▶ _GOAL OF THE EXERCISE_:
Copy whichever lines contain the string "réseau".
BEGIN DATA FOR THE TASK
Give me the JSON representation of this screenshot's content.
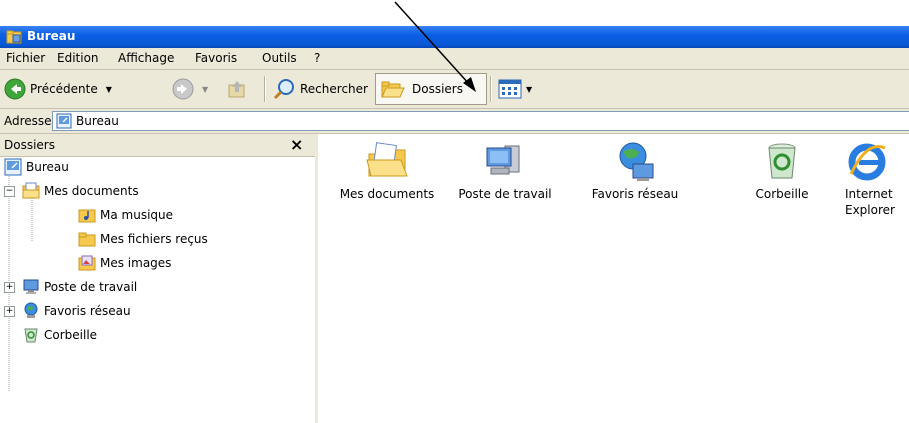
{
  "window": {
    "title": "Bureau"
  },
  "menu": [
    "Fichier",
    "Edition",
    "Affichage",
    "Favoris",
    "Outils",
    "?"
  ],
  "toolbar": {
    "back_label": "Précédente",
    "search_label": "Rechercher",
    "folders_label": "Dossiers"
  },
  "address": {
    "label": "Adresse",
    "value": "Bureau"
  },
  "folders_pane": {
    "title": "Dossiers",
    "close": "×",
    "tree": [
      {
        "label": "Bureau",
        "icon": "desktop-icon"
      },
      {
        "label": "Mes documents",
        "icon": "my-documents-icon",
        "expander": "−"
      },
      {
        "label": "Ma musique",
        "icon": "music-folder-icon"
      },
      {
        "label": "Mes fichiers reçus",
        "icon": "folder-icon"
      },
      {
        "label": "Mes images",
        "icon": "pictures-folder-icon"
      },
      {
        "label": "Poste de travail",
        "icon": "computer-icon",
        "expander": "+"
      },
      {
        "label": "Favoris réseau",
        "icon": "network-icon",
        "expander": "+"
      },
      {
        "label": "Corbeille",
        "icon": "recycle-bin-icon"
      }
    ]
  },
  "items": [
    {
      "label": "Mes documents",
      "icon": "my-documents-icon"
    },
    {
      "label": "Poste de travail",
      "icon": "computer-icon"
    },
    {
      "label": "Favoris réseau",
      "icon": "network-icon"
    },
    {
      "label": "Corbeille",
      "icon": "recycle-bin-icon"
    },
    {
      "label": "Internet Explorer",
      "icon": "internet-explorer-icon"
    }
  ],
  "colors": {
    "titlebar": "#0a5fe4",
    "chrome": "#ece9d8",
    "back_arrow": "#3fa63a"
  }
}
END DATA FOR THE TASK
▶ _ANSWER TO THIS EXERCISE_:
        "label": "Favoris réseau",
      "label": "Favoris réseau",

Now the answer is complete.